# Start of Records provided

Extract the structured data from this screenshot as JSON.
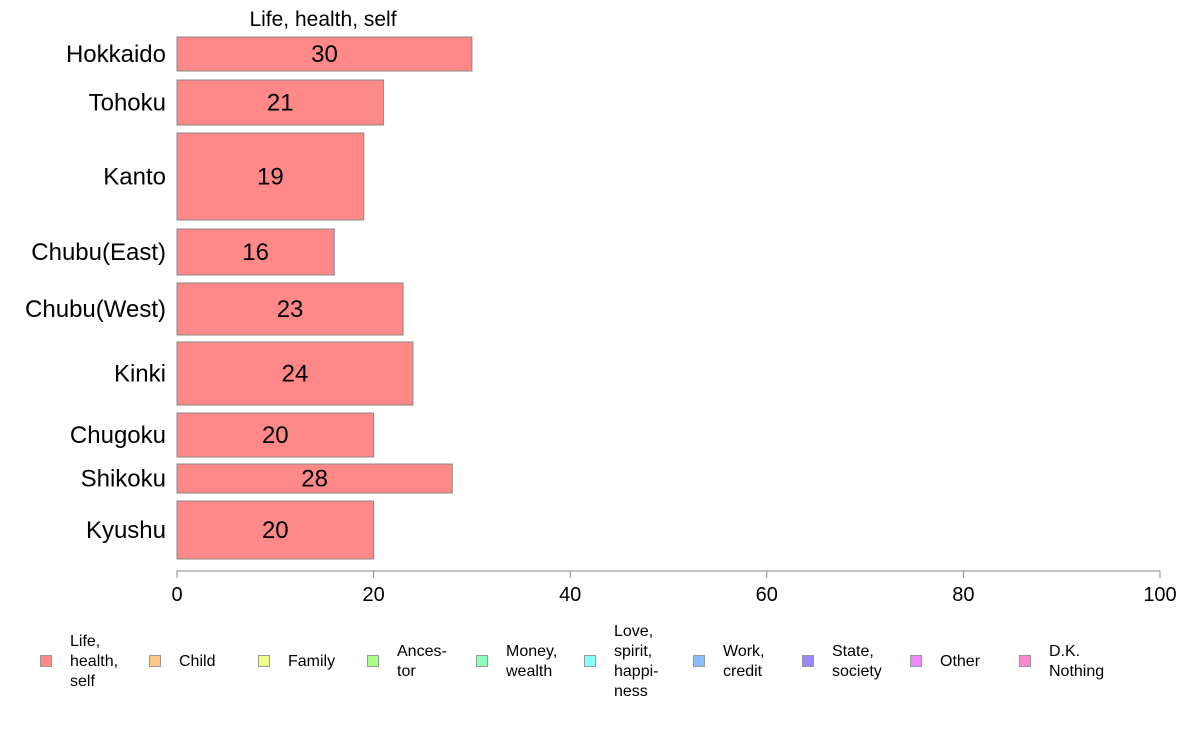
{
  "chart_data": {
    "type": "bar",
    "orientation": "horizontal",
    "title": "Life, health, self",
    "categories": [
      "Hokkaido",
      "Tohoku",
      "Kanto",
      "Chubu(East)",
      "Chubu(West)",
      "Kinki",
      "Chugoku",
      "Shikoku",
      "Kyushu"
    ],
    "series": [
      {
        "values": [
          30,
          21,
          19,
          16,
          23,
          24,
          20,
          28,
          20
        ],
        "color": "#ff8888"
      }
    ],
    "data_labels": [
      "30",
      "21",
      "19",
      "16",
      "23",
      "24",
      "20",
      "28",
      "20"
    ],
    "xlim": [
      0,
      100
    ],
    "xticks": [
      "0",
      "20",
      "40",
      "60",
      "80",
      "100"
    ],
    "grid": false,
    "legend_position": "bottom"
  },
  "legend": [
    {
      "label": "Life,\nhealth,\nself",
      "color": "#ff8888"
    },
    {
      "label": "Child",
      "color": "#ffc888"
    },
    {
      "label": "Family",
      "color": "#eeff88"
    },
    {
      "label": "Ances-\ntor",
      "color": "#aaff88"
    },
    {
      "label": "Money,\nwealth",
      "color": "#88ffbb"
    },
    {
      "label": "Love,\nspirit,\nhappi-\nness",
      "color": "#88ffff"
    },
    {
      "label": "Work,\ncredit",
      "color": "#88bbff"
    },
    {
      "label": "State,\nsociety",
      "color": "#9988ff"
    },
    {
      "label": "Other",
      "color": "#ee88ff"
    },
    {
      "label": "D.K.\nNothing",
      "color": "#ff88cc"
    }
  ]
}
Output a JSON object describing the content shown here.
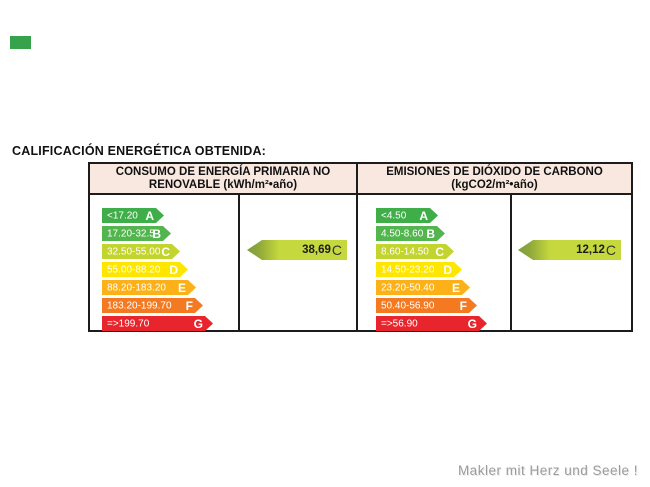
{
  "page": {
    "heading": "CALIFICACIÓN ENERGÉTICA OBTENIDA:",
    "watermark": "Makler mit Herz und Seele !",
    "background_color": "#ffffff",
    "green_mark_color": "#36a34c",
    "table_border_color": "#1c1c1c",
    "header_bg_color": "#f8e8df"
  },
  "panels": [
    {
      "id": "consumo",
      "header_line1": "CONSUMO  DE ENERGÍA PRIMARIA NO",
      "header_line2": "RENOVABLE (kWh/m²•año)",
      "result": {
        "value": "38,69",
        "letter": "C"
      }
    },
    {
      "id": "emisiones",
      "header_line1": "EMISIONES DE DIÓXIDO DE CARBONO",
      "header_line2": "(kgCO2/m²•año)",
      "result": {
        "value": "12,12",
        "letter": "C"
      }
    }
  ],
  "chart_data": [
    {
      "type": "bar",
      "title": "CONSUMO DE ENERGÍA PRIMARIA NO RENOVABLE (kWh/m²•año)",
      "categories": [
        "A",
        "B",
        "C",
        "D",
        "E",
        "F",
        "G"
      ],
      "ranges": [
        "<17.20",
        "17.20-32.5",
        "32.50-55.00",
        "55.00-88.20",
        "88.20-183.20",
        "183.20-199.70",
        "=>199.70"
      ],
      "colors": [
        "#3fae49",
        "#52b54e",
        "#c2d42e",
        "#fee600",
        "#fbb117",
        "#f47a22",
        "#e8252c"
      ],
      "widths": [
        62,
        69,
        78,
        86,
        94,
        101,
        111
      ],
      "obtained_value": "38,69",
      "obtained_letter": "C",
      "result_arrow_color": "#c5d83d"
    },
    {
      "type": "bar",
      "title": "EMISIONES DE DIÓXIDO DE CARBONO (kgCO2/m²•año)",
      "categories": [
        "A",
        "B",
        "C",
        "D",
        "E",
        "F",
        "G"
      ],
      "ranges": [
        "<4.50",
        "4.50-8.60",
        "8.60-14.50",
        "14.50-23.20",
        "23.20-50.40",
        "50.40-56.90",
        "=>56.90"
      ],
      "colors": [
        "#3fae49",
        "#52b54e",
        "#c2d42e",
        "#fee600",
        "#fbb117",
        "#f47a22",
        "#e8252c"
      ],
      "widths": [
        62,
        69,
        78,
        86,
        94,
        101,
        111
      ],
      "obtained_value": "12,12",
      "obtained_letter": "C",
      "result_arrow_color": "#c5d83d"
    }
  ]
}
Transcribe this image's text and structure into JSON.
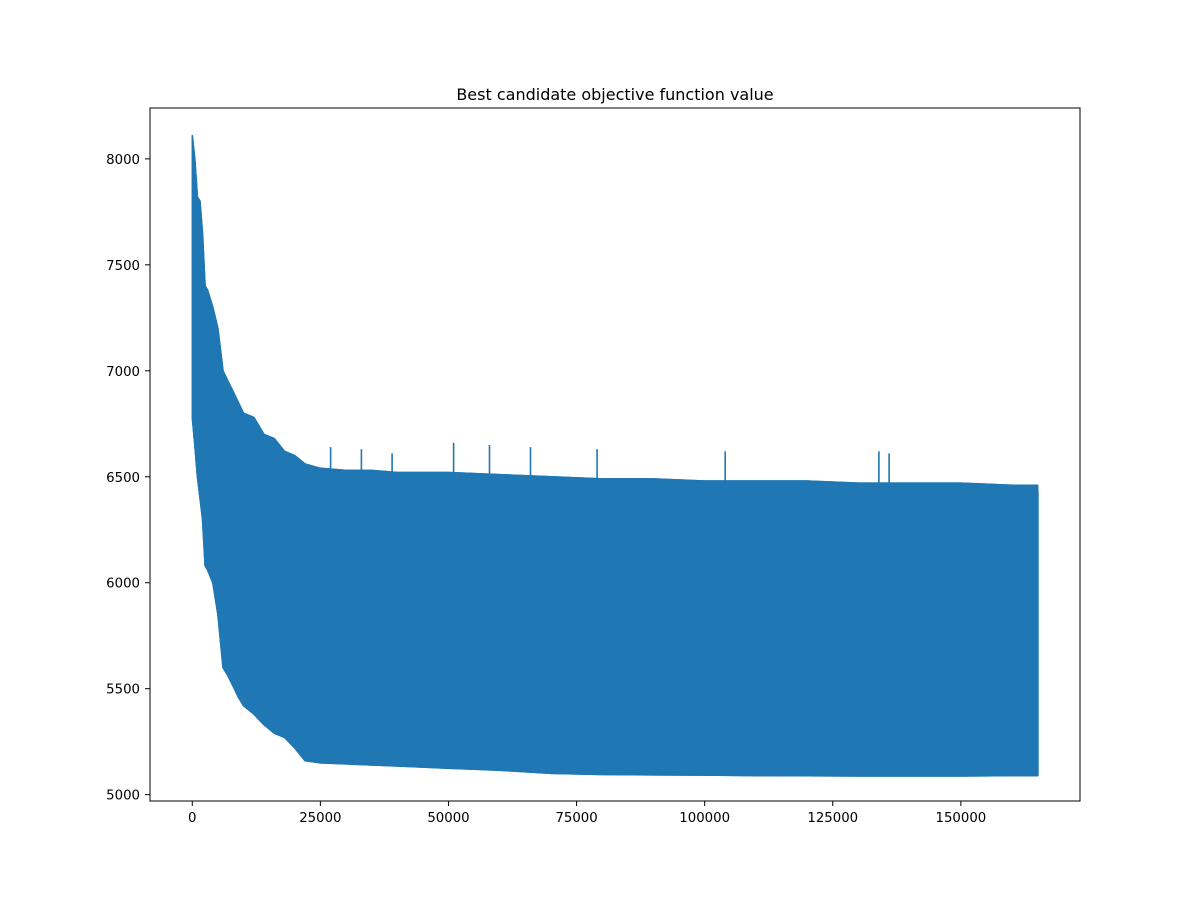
{
  "chart_data": {
    "type": "line",
    "title": "Best candidate objective function value",
    "xlabel": "",
    "ylabel": "",
    "xlim": [
      -8250,
      173250
    ],
    "ylim": [
      4970,
      8240
    ],
    "grid": false,
    "legend": "none",
    "xticks": [
      {
        "value": 0,
        "label": "0"
      },
      {
        "value": 25000,
        "label": "25000"
      },
      {
        "value": 50000,
        "label": "50000"
      },
      {
        "value": 75000,
        "label": "75000"
      },
      {
        "value": 100000,
        "label": "100000"
      },
      {
        "value": 125000,
        "label": "125000"
      },
      {
        "value": 150000,
        "label": "150000"
      }
    ],
    "yticks": [
      {
        "value": 5000,
        "label": "5000"
      },
      {
        "value": 5500,
        "label": "5500"
      },
      {
        "value": 6000,
        "label": "6000"
      },
      {
        "value": 6500,
        "label": "6500"
      },
      {
        "value": 7000,
        "label": "7000"
      },
      {
        "value": 7500,
        "label": "7500"
      },
      {
        "value": 8000,
        "label": "8000"
      }
    ],
    "series": [
      {
        "color": "#1f77b4",
        "description": "dense oscillating trace: upper and lower envelopes",
        "x": [
          0,
          500,
          1000,
          1500,
          2000,
          2500,
          3000,
          4000,
          5000,
          6000,
          7000,
          8000,
          9000,
          10000,
          12000,
          14000,
          16000,
          18000,
          20000,
          22000,
          25000,
          30000,
          35000,
          40000,
          50000,
          60000,
          70000,
          80000,
          90000,
          100000,
          110000,
          120000,
          130000,
          140000,
          150000,
          160000,
          165000
        ],
        "upper": [
          8110,
          8000,
          7820,
          7800,
          7650,
          7400,
          7380,
          7300,
          7200,
          7000,
          6950,
          6900,
          6850,
          6800,
          6780,
          6700,
          6680,
          6620,
          6600,
          6560,
          6540,
          6530,
          6530,
          6520,
          6520,
          6510,
          6500,
          6490,
          6490,
          6480,
          6480,
          6480,
          6470,
          6470,
          6470,
          6460,
          6460
        ],
        "lower": [
          6780,
          6650,
          6500,
          6400,
          6300,
          6080,
          6060,
          6000,
          5850,
          5600,
          5560,
          5510,
          5460,
          5420,
          5380,
          5330,
          5290,
          5270,
          5220,
          5160,
          5150,
          5145,
          5140,
          5135,
          5125,
          5115,
          5100,
          5095,
          5093,
          5092,
          5090,
          5089,
          5088,
          5088,
          5088,
          5090,
          5090
        ],
        "spikes": [
          {
            "x": 27000,
            "y": 6640
          },
          {
            "x": 33000,
            "y": 6630
          },
          {
            "x": 39000,
            "y": 6610
          },
          {
            "x": 51000,
            "y": 6660
          },
          {
            "x": 58000,
            "y": 6650
          },
          {
            "x": 66000,
            "y": 6640
          },
          {
            "x": 79000,
            "y": 6630
          },
          {
            "x": 104000,
            "y": 6620
          },
          {
            "x": 134000,
            "y": 6620
          },
          {
            "x": 136000,
            "y": 6610
          }
        ]
      }
    ]
  }
}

# End of Records provided

* Stated exercise
Reproduce the listing above exactly, excluding all pictures.

* Task solution
Extract the structured data from this screenshot as JSON.
{
  "chart_data": {
    "type": "bar",
    "orientation": "horizontal",
    "title": "Life, health, self",
    "categories": [
      "Hokkaido",
      "Tohoku",
      "Kanto",
      "Chubu(East)",
      "Chubu(West)",
      "Kinki",
      "Chugoku",
      "Shikoku",
      "Kyushu"
    ],
    "series": [
      {
        "values": [
          30,
          21,
          19,
          16,
          23,
          24,
          20,
          28,
          20
        ],
        "color": "#ff8888"
      }
    ],
    "data_labels": [
      "30",
      "21",
      "19",
      "16",
      "23",
      "24",
      "20",
      "28",
      "20"
    ],
    "xlim": [
      0,
      100
    ],
    "xticks": [
      "0",
      "20",
      "40",
      "60",
      "80",
      "100"
    ],
    "grid": false,
    "legend_position": "bottom"
  },
  "legend": [
    {
      "label": "Life,\nhealth,\nself",
      "color": "#ff8888"
    },
    {
      "label": "Child",
      "color": "#ffc888"
    },
    {
      "label": "Family",
      "color": "#eeff88"
    },
    {
      "label": "Ances-\ntor",
      "color": "#aaff88"
    },
    {
      "label": "Money,\nwealth",
      "color": "#88ffbb"
    },
    {
      "label": "Love,\nspirit,\nhappi-\nness",
      "color": "#88ffff"
    },
    {
      "label": "Work,\ncredit",
      "color": "#88bbff"
    },
    {
      "label": "State,\nsociety",
      "color": "#9988ff"
    },
    {
      "label": "Other",
      "color": "#ee88ff"
    },
    {
      "label": "D.K.\nNothing",
      "color": "#ff88cc"
    }
  ]
}
Output a JSON object describing the content shown here.
{
  "page": {
    "heading": "CALIFICACIÓN ENERGÉTICA OBTENIDA:",
    "watermark": "Makler mit Herz und Seele !",
    "background_color": "#ffffff",
    "green_mark_color": "#36a34c",
    "table_border_color": "#1c1c1c",
    "header_bg_color": "#f8e8df"
  },
  "panels": [
    {
      "id": "consumo",
      "header_line1": "CONSUMO  DE ENERGÍA PRIMARIA NO",
      "header_line2": "RENOVABLE (kWh/m²•año)",
      "result": {
        "value": "38,69",
        "letter": "C"
      }
    },
    {
      "id": "emisiones",
      "header_line1": "EMISIONES DE DIÓXIDO DE CARBONO",
      "header_line2": "(kgCO2/m²•año)",
      "result": {
        "value": "12,12",
        "letter": "C"
      }
    }
  ],
  "chart_data": [
    {
      "type": "bar",
      "title": "CONSUMO DE ENERGÍA PRIMARIA NO RENOVABLE (kWh/m²•año)",
      "categories": [
        "A",
        "B",
        "C",
        "D",
        "E",
        "F",
        "G"
      ],
      "ranges": [
        "<17.20",
        "17.20-32.5",
        "32.50-55.00",
        "55.00-88.20",
        "88.20-183.20",
        "183.20-199.70",
        "=>199.70"
      ],
      "colors": [
        "#3fae49",
        "#52b54e",
        "#c2d42e",
        "#fee600",
        "#fbb117",
        "#f47a22",
        "#e8252c"
      ],
      "widths": [
        62,
        69,
        78,
        86,
        94,
        101,
        111
      ],
      "obtained_value": "38,69",
      "obtained_letter": "C",
      "result_arrow_color": "#c5d83d"
    },
    {
      "type": "bar",
      "title": "EMISIONES DE DIÓXIDO DE CARBONO (kgCO2/m²•año)",
      "categories": [
        "A",
        "B",
        "C",
        "D",
        "E",
        "F",
        "G"
      ],
      "ranges": [
        "<4.50",
        "4.50-8.60",
        "8.60-14.50",
        "14.50-23.20",
        "23.20-50.40",
        "50.40-56.90",
        "=>56.90"
      ],
      "colors": [
        "#3fae49",
        "#52b54e",
        "#c2d42e",
        "#fee600",
        "#fbb117",
        "#f47a22",
        "#e8252c"
      ],
      "widths": [
        62,
        69,
        78,
        86,
        94,
        101,
        111
      ],
      "obtained_value": "12,12",
      "obtained_letter": "C",
      "result_arrow_color": "#c5d83d"
    }
  ]
}
Transcribe this image's text and structure into JSON.
{
  "chart_data": {
    "type": "line",
    "title": "Best candidate objective function value",
    "xlabel": "",
    "ylabel": "",
    "xlim": [
      -8250,
      173250
    ],
    "ylim": [
      4970,
      8240
    ],
    "grid": false,
    "legend": "none",
    "xticks": [
      {
        "value": 0,
        "label": "0"
      },
      {
        "value": 25000,
        "label": "25000"
      },
      {
        "value": 50000,
        "label": "50000"
      },
      {
        "value": 75000,
        "label": "75000"
      },
      {
        "value": 100000,
        "label": "100000"
      },
      {
        "value": 125000,
        "label": "125000"
      },
      {
        "value": 150000,
        "label": "150000"
      }
    ],
    "yticks": [
      {
        "value": 5000,
        "label": "5000"
      },
      {
        "value": 5500,
        "label": "5500"
      },
      {
        "value": 6000,
        "label": "6000"
      },
      {
        "value": 6500,
        "label": "6500"
      },
      {
        "value": 7000,
        "label": "7000"
      },
      {
        "value": 7500,
        "label": "7500"
      },
      {
        "value": 8000,
        "label": "8000"
      }
    ],
    "series": [
      {
        "color": "#1f77b4",
        "description": "dense oscillating trace: upper and lower envelopes",
        "x": [
          0,
          500,
          1000,
          1500,
          2000,
          2500,
          3000,
          4000,
          5000,
          6000,
          7000,
          8000,
          9000,
          10000,
          12000,
          14000,
          16000,
          18000,
          20000,
          22000,
          25000,
          30000,
          35000,
          40000,
          50000,
          60000,
          70000,
          80000,
          90000,
          100000,
          110000,
          120000,
          130000,
          140000,
          150000,
          160000,
          165000
        ],
        "upper": [
          8110,
          8000,
          7820,
          7800,
          7650,
          7400,
          7380,
          7300,
          7200,
          7000,
          6950,
          6900,
          6850,
          6800,
          6780,
          6700,
          6680,
          6620,
          6600,
          6560,
          6540,
          6530,
          6530,
          6520,
          6520,
          6510,
          6500,
          6490,
          6490,
          6480,
          6480,
          6480,
          6470,
          6470,
          6470,
          6460,
          6460
        ],
        "lower": [
          6780,
          6650,
          6500,
          6400,
          6300,
          6080,
          6060,
          6000,
          5850,
          5600,
          5560,
          5510,
          5460,
          5420,
          5380,
          5330,
          5290,
          5270,
          5220,
          5160,
          5150,
          5145,
          5140,
          5135,
          5125,
          5115,
          5100,
          5095,
          5093,
          5092,
          5090,
          5089,
          5088,
          5088,
          5088,
          5090,
          5090
        ],
        "spikes": [
          {
            "x": 27000,
            "y": 6640
          },
          {
            "x": 33000,
            "y": 6630
          },
          {
            "x": 39000,
            "y": 6610
          },
          {
            "x": 51000,
            "y": 6660
          },
          {
            "x": 58000,
            "y": 6650
          },
          {
            "x": 66000,
            "y": 6640
          },
          {
            "x": 79000,
            "y": 6630
          },
          {
            "x": 104000,
            "y": 6620
          },
          {
            "x": 134000,
            "y": 6620
          },
          {
            "x": 136000,
            "y": 6610
          }
        ]
      }
    ]
  }
}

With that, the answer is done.